--- Start of Extracted entries ---

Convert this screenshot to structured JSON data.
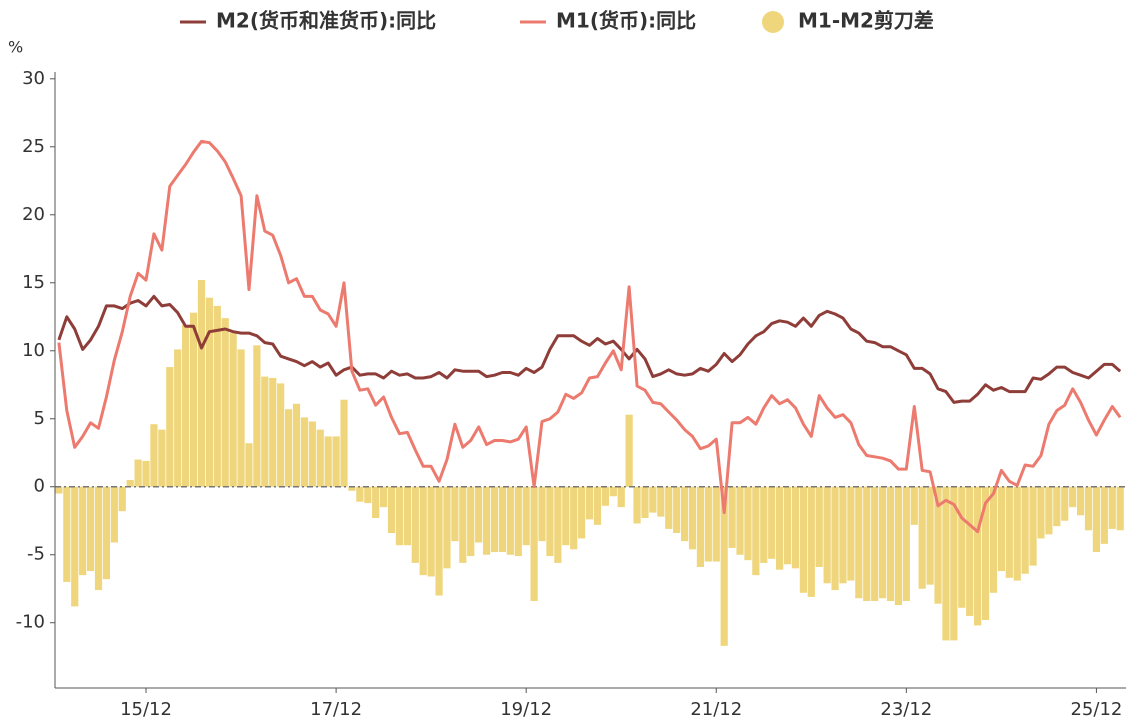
{
  "chart_data": {
    "type": "bar+line",
    "yunit": "%",
    "categories": [
      null,
      null,
      null,
      null,
      null,
      null,
      null,
      null,
      null,
      null,
      null,
      "15/12",
      null,
      null,
      null,
      null,
      null,
      null,
      null,
      null,
      null,
      null,
      null,
      null,
      null,
      null,
      null,
      null,
      null,
      null,
      null,
      null,
      null,
      null,
      null,
      "17/12",
      null,
      null,
      null,
      null,
      null,
      null,
      null,
      null,
      null,
      null,
      null,
      null,
      null,
      null,
      null,
      null,
      null,
      null,
      null,
      null,
      null,
      null,
      null,
      "19/12",
      null,
      null,
      null,
      null,
      null,
      null,
      null,
      null,
      null,
      null,
      null,
      null,
      null,
      null,
      null,
      null,
      null,
      null,
      null,
      null,
      null,
      null,
      null,
      "21/12",
      null,
      null,
      null,
      null,
      null,
      null,
      null,
      null,
      null,
      null,
      null,
      null,
      null,
      null,
      null,
      null,
      null,
      null,
      null,
      null,
      null,
      null,
      null,
      "23/12",
      null,
      null,
      null,
      null,
      null,
      null,
      null,
      null,
      null,
      null,
      null,
      null,
      null,
      null,
      null,
      null,
      null,
      null,
      null,
      null,
      null,
      null,
      null,
      "25/12",
      null,
      null,
      null
    ],
    "series": [
      {
        "name": "M2(货币和准货币):同比",
        "kind": "line",
        "color": "#8e3d38",
        "values": [
          10.8,
          12.5,
          11.6,
          10.1,
          10.8,
          11.8,
          13.3,
          13.3,
          13.1,
          13.5,
          13.7,
          13.3,
          14.0,
          13.3,
          13.4,
          12.8,
          11.8,
          11.8,
          10.2,
          11.4,
          11.5,
          11.6,
          11.4,
          11.3,
          11.3,
          11.1,
          10.6,
          10.5,
          9.6,
          9.4,
          9.2,
          8.9,
          9.2,
          8.8,
          9.1,
          8.2,
          8.6,
          8.8,
          8.2,
          8.3,
          8.3,
          8.0,
          8.5,
          8.2,
          8.3,
          8.0,
          8.0,
          8.1,
          8.4,
          8.0,
          8.6,
          8.5,
          8.5,
          8.5,
          8.1,
          8.2,
          8.4,
          8.4,
          8.2,
          8.7,
          8.4,
          8.8,
          10.1,
          11.1,
          11.1,
          11.1,
          10.7,
          10.4,
          10.9,
          10.5,
          10.7,
          10.1,
          9.4,
          10.1,
          9.4,
          8.1,
          8.3,
          8.6,
          8.3,
          8.2,
          8.3,
          8.7,
          8.5,
          9.0,
          9.8,
          9.2,
          9.7,
          10.5,
          11.1,
          11.4,
          12.0,
          12.2,
          12.1,
          11.8,
          12.4,
          11.8,
          12.6,
          12.9,
          12.7,
          12.4,
          11.6,
          11.3,
          10.7,
          10.6,
          10.3,
          10.3,
          10.0,
          9.7,
          8.7,
          8.7,
          8.3,
          7.2,
          7.0,
          6.2,
          6.3,
          6.3,
          6.8,
          7.5,
          7.1,
          7.3,
          7.0,
          7.0,
          7.0,
          8.0,
          7.9,
          8.3,
          8.8,
          8.8,
          8.4,
          8.2,
          8.0,
          8.5,
          9.0,
          9.0,
          8.5
        ]
      },
      {
        "name": "M1(货币):同比",
        "kind": "line",
        "color": "#ec7a6e",
        "values": [
          10.6,
          5.6,
          2.9,
          3.7,
          4.7,
          4.3,
          6.6,
          9.3,
          11.4,
          14.0,
          15.7,
          15.2,
          18.6,
          17.4,
          22.1,
          22.9,
          23.7,
          24.6,
          25.4,
          25.3,
          24.7,
          23.9,
          22.7,
          21.4,
          14.5,
          21.4,
          18.8,
          18.5,
          17.0,
          15.0,
          15.3,
          14.0,
          14.0,
          13.0,
          12.7,
          11.8,
          15.0,
          8.5,
          7.1,
          7.2,
          6.0,
          6.6,
          5.1,
          3.9,
          4.0,
          2.7,
          1.5,
          1.5,
          0.4,
          2.0,
          4.6,
          2.9,
          3.4,
          4.4,
          3.1,
          3.4,
          3.4,
          3.3,
          3.5,
          4.4,
          0.0,
          4.8,
          5.0,
          5.5,
          6.8,
          6.5,
          6.9,
          8.0,
          8.1,
          9.1,
          10.0,
          8.6,
          14.7,
          7.4,
          7.1,
          6.2,
          6.1,
          5.5,
          4.9,
          4.2,
          3.7,
          2.8,
          3.0,
          3.5,
          -1.9,
          4.7,
          4.7,
          5.1,
          4.6,
          5.8,
          6.7,
          6.1,
          6.4,
          5.8,
          4.6,
          3.7,
          6.7,
          5.8,
          5.1,
          5.3,
          4.7,
          3.1,
          2.3,
          2.2,
          2.1,
          1.9,
          1.3,
          1.3,
          5.9,
          1.2,
          1.1,
          -1.4,
          -1.0,
          -1.3,
          -2.3,
          -2.8,
          -3.3,
          -1.2,
          -0.5,
          1.2,
          0.4,
          0.1,
          1.6,
          1.5,
          2.3,
          4.6,
          5.6,
          6.0,
          7.2,
          6.2,
          4.9,
          3.8,
          4.9,
          5.9,
          5.1
        ]
      },
      {
        "name": "M1-M2剪刀差",
        "kind": "bar",
        "color": "#efd67c",
        "values": [
          -0.5,
          -7.0,
          -8.8,
          -6.5,
          -6.2,
          -7.6,
          -6.8,
          -4.1,
          -1.8,
          0.5,
          2.0,
          1.9,
          4.6,
          4.2,
          8.8,
          10.1,
          11.9,
          12.8,
          15.2,
          13.9,
          13.3,
          12.4,
          11.3,
          10.1,
          3.2,
          10.4,
          8.1,
          8.0,
          7.6,
          5.7,
          6.1,
          5.1,
          4.8,
          4.2,
          3.7,
          3.7,
          6.4,
          -0.3,
          -1.1,
          -1.2,
          -2.3,
          -1.5,
          -3.4,
          -4.3,
          -4.3,
          -5.6,
          -6.5,
          -6.6,
          -8.0,
          -6.0,
          -4.0,
          -5.6,
          -5.1,
          -4.1,
          -5.0,
          -4.8,
          -4.8,
          -5.0,
          -5.1,
          -4.3,
          -8.4,
          -4.0,
          -5.1,
          -5.6,
          -4.3,
          -4.6,
          -3.8,
          -2.4,
          -2.8,
          -1.4,
          -0.7,
          -1.5,
          5.3,
          -2.7,
          -2.3,
          -1.9,
          -2.2,
          -3.1,
          -3.4,
          -4.0,
          -4.6,
          -5.9,
          -5.5,
          -5.5,
          -11.7,
          -4.5,
          -5.0,
          -5.4,
          -6.5,
          -5.6,
          -5.3,
          -6.1,
          -5.7,
          -6.0,
          -7.8,
          -8.1,
          -5.9,
          -7.1,
          -7.6,
          -7.1,
          -6.9,
          -8.2,
          -8.4,
          -8.4,
          -8.2,
          -8.4,
          -8.7,
          -8.4,
          -2.8,
          -7.5,
          -7.2,
          -8.6,
          -11.3,
          -11.3,
          -8.9,
          -9.5,
          -10.2,
          -9.8,
          -7.8,
          -6.2,
          -6.7,
          -6.9,
          -6.4,
          -5.8,
          -3.8,
          -3.5,
          -2.9,
          -2.5,
          -1.5,
          -2.1,
          -3.2,
          -4.8,
          -4.2,
          -3.1,
          -3.2
        ]
      }
    ],
    "ylim": [
      -14.8,
      30.5
    ],
    "yticks": [
      -10,
      -5,
      0,
      5,
      10,
      15,
      20,
      25,
      30
    ],
    "grid": false
  }
}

--- End of Extracted entries ---

Goal:
Identify and extract each line of the listing that contains "color".

Final result:
        "color": "#8e3d38",
        "color": "#ec7a6e",
        "color": "#efd67c",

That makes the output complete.